(Records that describe figures)

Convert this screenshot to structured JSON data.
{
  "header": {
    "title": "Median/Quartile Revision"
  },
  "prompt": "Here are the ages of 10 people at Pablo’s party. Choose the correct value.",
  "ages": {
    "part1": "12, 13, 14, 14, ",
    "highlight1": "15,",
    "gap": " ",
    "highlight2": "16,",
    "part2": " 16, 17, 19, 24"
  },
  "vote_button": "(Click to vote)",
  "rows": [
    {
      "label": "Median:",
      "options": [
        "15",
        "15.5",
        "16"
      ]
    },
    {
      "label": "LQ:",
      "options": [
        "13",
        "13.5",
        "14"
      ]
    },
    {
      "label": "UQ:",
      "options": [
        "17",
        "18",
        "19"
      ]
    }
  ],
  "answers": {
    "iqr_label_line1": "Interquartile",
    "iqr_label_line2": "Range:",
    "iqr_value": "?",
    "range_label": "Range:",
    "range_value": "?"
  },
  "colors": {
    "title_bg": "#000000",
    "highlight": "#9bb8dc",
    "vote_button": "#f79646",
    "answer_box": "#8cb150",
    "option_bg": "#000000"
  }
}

Task objective
Reproduce each line from the records that contains the word "Median".

Written solution
    "title": "Median/Quartile Revision"
      "label": "Median:",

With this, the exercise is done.